··· EXCERPT PROVIDED
Stormy MILDNER - Reasearch Fellow at Yale University and Free University of Berlin



How industrialised countries can help developing countries through trade

1. Introduction
1.2 billion people live on less than $1 a day; another 1.6 billion people live on less than $2 a day. In Africa, the region with the largest share of people living on less than $1 per day, slow growth increased both the share and the number of the poor over the 1990s. In the Middle East and North Africa, the proportion living below $2 per day increased from 25 to 30 percent of the population. Poverty also rose markedly in the transition economies during the 1990s. Due to the financial crisis in Argentina, poverty is also rising in Latin America again. In particular the least developed countries (LDCs) remain marginalized in the world economy. So far, it does not look like that the EU Millennium goals such as the reduction of the proportion of people living on less than one dollar a day by half can be met.
In the light of these developments, policy measures which will boost growth in developing countries and which will integrate them closer into the world economic system are of great importance. The successful conclusion of the trade negotiations within the Doha Development Round of the WTO in January 2005 would very well prove to be a measure to integrate the developing countries further into the world economy, since increasing trade and trade liberalization is one of the proven paths which accelerate growth and development. But to achieve this, greater cooperation between the EU and the US, the willingness to make compromises and the willingness to overcome differences between themselves as well as the provision of leadership are utterly needed.

2.Trade and Development: The Benefits Deriving from Trade
Let us first look at why trade will benefit the developed as well as developing countries. Trade theory, such as Ricardo's comparative advantage theory, predicts various benefits deriving from trade liberalization - not only from expanding exports but also from expanding imports. Firstly, free trade fosters the optimal allocation of resources and the employment of a country's comparative advantage, which will lead to cheaper and more efficient production procedures as well as to a widening of the goods supply and lower prices, which will benefit the consumer. In addition, increasing competition can lead companies to produce more efficiently and consequently to more competitiveness. Free trade also opens up new markets and can thus foster export-led growth. Furthermore, international free trade leads to international specialization, through which economies of scale can be achieved. For technical advancement, the pace at which new technologies are being introduced plays an important role. Through the opening of a country's market, more technological know-how will flow into the country, leading to a higher growth level.
There is also considerable empirical evidence that trade and trade liberalization accelerate growth. Scholars like David Dollar and Aart Kraay , Jeffrey Sachs and Andrew Warner , Sebastian Edwards and Frankel and Romer point out convincingly a strong positive causal effect of trade on growth in their studies.
······
## [EXERCISE SET]
[a] Output the part of the excerpt on trade and developing countries that begins at the words "In the light" and stops after the words "are utterly needed.", copying it without any changes.
[b] Summarize the excerpt on trade and developing countries in two sentences.
··· PROVIDED INFORMATION
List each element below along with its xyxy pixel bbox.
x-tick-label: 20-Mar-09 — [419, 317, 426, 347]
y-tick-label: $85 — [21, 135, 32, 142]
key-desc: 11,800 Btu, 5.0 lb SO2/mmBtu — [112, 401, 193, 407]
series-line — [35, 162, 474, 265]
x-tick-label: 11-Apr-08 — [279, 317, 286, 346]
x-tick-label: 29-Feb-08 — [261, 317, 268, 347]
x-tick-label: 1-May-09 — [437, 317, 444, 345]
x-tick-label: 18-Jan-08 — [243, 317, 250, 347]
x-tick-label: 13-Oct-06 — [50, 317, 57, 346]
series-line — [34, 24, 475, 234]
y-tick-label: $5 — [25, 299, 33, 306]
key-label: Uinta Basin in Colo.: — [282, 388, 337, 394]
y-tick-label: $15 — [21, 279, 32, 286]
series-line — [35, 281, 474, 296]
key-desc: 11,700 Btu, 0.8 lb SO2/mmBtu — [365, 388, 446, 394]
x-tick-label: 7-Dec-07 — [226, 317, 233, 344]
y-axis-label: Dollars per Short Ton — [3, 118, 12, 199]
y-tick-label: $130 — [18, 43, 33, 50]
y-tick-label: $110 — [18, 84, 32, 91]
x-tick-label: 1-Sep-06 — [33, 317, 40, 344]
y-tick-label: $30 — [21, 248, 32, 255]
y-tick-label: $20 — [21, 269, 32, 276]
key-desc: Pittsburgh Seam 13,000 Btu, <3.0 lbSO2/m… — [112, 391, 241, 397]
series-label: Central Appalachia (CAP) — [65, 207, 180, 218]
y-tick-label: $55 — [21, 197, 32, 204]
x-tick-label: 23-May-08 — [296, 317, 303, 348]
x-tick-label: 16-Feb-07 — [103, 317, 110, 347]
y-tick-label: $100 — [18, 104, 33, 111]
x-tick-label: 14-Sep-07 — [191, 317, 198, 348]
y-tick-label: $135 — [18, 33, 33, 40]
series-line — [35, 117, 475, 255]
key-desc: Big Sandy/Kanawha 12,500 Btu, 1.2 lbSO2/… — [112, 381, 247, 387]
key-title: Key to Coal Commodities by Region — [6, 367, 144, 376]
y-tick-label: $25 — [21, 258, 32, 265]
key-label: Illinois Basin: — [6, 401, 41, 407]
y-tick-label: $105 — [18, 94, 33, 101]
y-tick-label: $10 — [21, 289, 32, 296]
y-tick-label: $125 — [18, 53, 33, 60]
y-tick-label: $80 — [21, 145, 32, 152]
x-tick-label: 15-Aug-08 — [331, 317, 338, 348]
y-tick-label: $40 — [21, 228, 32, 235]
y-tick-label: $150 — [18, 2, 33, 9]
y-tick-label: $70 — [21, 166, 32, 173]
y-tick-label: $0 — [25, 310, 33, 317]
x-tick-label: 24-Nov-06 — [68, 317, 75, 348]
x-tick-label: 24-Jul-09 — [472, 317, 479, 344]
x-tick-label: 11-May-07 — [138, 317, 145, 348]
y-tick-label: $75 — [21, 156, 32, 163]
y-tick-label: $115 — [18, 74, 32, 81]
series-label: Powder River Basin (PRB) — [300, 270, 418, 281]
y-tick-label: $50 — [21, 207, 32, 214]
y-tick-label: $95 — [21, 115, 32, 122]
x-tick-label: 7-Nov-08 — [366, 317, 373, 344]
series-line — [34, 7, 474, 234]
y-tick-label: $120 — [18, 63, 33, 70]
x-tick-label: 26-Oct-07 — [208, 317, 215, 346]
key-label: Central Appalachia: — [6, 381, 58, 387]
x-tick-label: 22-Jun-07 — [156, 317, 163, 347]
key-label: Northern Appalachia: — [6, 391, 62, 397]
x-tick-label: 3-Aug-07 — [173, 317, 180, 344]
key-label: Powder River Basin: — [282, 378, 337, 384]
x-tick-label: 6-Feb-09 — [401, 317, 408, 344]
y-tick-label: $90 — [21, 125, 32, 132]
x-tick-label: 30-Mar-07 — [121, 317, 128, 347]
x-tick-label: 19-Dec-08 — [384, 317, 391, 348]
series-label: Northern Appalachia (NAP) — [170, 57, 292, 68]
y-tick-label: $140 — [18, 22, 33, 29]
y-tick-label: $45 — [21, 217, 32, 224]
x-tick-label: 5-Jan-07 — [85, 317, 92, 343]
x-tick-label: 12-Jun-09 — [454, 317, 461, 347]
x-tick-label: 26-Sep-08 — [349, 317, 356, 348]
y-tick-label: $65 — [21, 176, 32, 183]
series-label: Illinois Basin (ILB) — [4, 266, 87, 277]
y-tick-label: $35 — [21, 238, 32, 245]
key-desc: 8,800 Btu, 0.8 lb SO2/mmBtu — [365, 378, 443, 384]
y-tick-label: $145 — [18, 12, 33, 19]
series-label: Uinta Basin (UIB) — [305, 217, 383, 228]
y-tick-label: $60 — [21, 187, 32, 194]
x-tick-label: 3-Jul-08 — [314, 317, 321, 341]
······
## [THE REPLIES]
[a]
In the light of these developments, policy measures which will boost growth in developing countries and which will integrate them closer into the world economic system are of great importance. The successful conclusion of the trade negotiations within the Doha Development Round of the WTO in January 2005 would very well prove to be a measure to integrate the developing countries further into the world economy, since increasing trade and trade liberalization is one of the proven paths which accelerate growth and development. But to achieve this, greater cooperation between the EU and the US, the willingness to make compromises and the willingness to overcome differences between themselves as well as the provision of leadership are utterly needed.

[b] Some 1.2 billion people live on less than $1 a day and another 1.6 billion on less than $2, poverty rose in several regions during the 1990s, and the least developed countries remain marginalized in the world economy. Trade liberalization, for example through a successful conclusion of the WTO Doha Development Round, is presented as a proven path to growth for developing countries, a view supported by trade theory and by empirical studies.